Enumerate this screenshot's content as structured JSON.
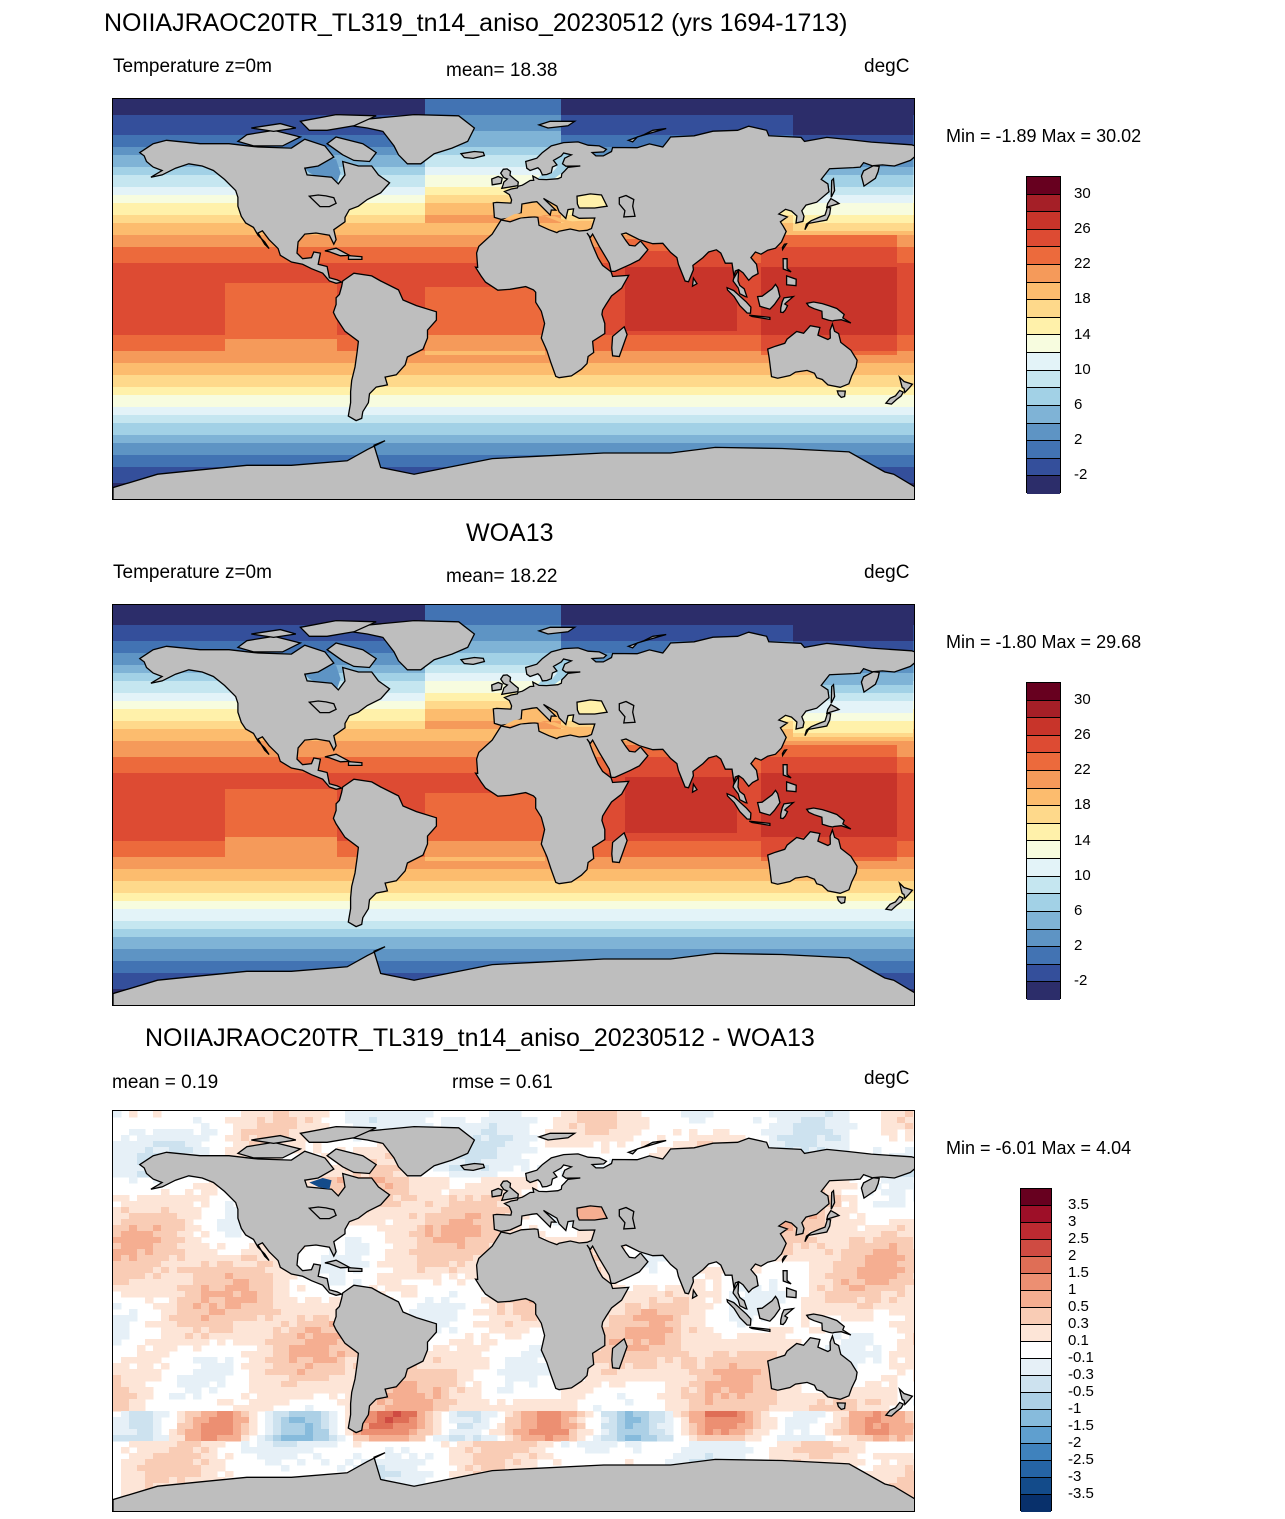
{
  "panel1": {
    "title": "NOIIAJRAOC20TR_TL319_tn14_aniso_20230512 (yrs 1694-1713)",
    "left": "Temperature z=0m",
    "center": "mean=  18.38",
    "right": "degC",
    "minmax": "Min =  -1.89 Max =  30.02"
  },
  "panel2": {
    "title": "WOA13",
    "left": "Temperature z=0m",
    "center": "mean=  18.22",
    "right": "degC",
    "minmax": "Min =  -1.80 Max =  29.68"
  },
  "panel3": {
    "title": "NOIIAJRAOC20TR_TL319_tn14_aniso_20230512 - WOA13",
    "left": "mean =   0.19",
    "center": "rmse =   0.61",
    "right": "degC",
    "minmax": "Min =  -6.01 Max =   4.04"
  },
  "temp_colorbar": {
    "labels": [
      "30",
      "26",
      "22",
      "18",
      "14",
      "10",
      "6",
      "2",
      "-2"
    ],
    "colors": [
      "#67001f",
      "#a51f27",
      "#c8342a",
      "#dd4b33",
      "#ec6a3c",
      "#f59a5a",
      "#fcbc6e",
      "#fed98b",
      "#fff1aa",
      "#f7fcdf",
      "#e3f3f8",
      "#c5e6f0",
      "#a2d1e6",
      "#7fb3d6",
      "#5e94c4",
      "#4273b3",
      "#344f9b",
      "#2c2d6a"
    ]
  },
  "diff_colorbar": {
    "labels": [
      "3.5",
      "3",
      "2.5",
      "2",
      "1.5",
      "1",
      "0.5",
      "0.3",
      "0.1",
      "-0.1",
      "-0.3",
      "-0.5",
      "-1",
      "-1.5",
      "-2",
      "-2.5",
      "-3",
      "-3.5"
    ],
    "colors": [
      "#67001f",
      "#9e0f28",
      "#bd2a31",
      "#cf4b42",
      "#df6e56",
      "#ec8f72",
      "#f5ae91",
      "#f9ccb5",
      "#fde5d7",
      "#ffffff",
      "#e6f0f7",
      "#cde2ef",
      "#acd0e6",
      "#87bbdc",
      "#5f9fcf",
      "#3f82bd",
      "#2564a5",
      "#134b8a",
      "#08306b"
    ]
  }
}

· · ·

Instruction –
Using the listing above, pick out each line that contains the word "mean", then copy it.

Task response –
    "center": "mean=  18.38",
    "center": "mean=  18.22",
    "left": "mean =   0.19",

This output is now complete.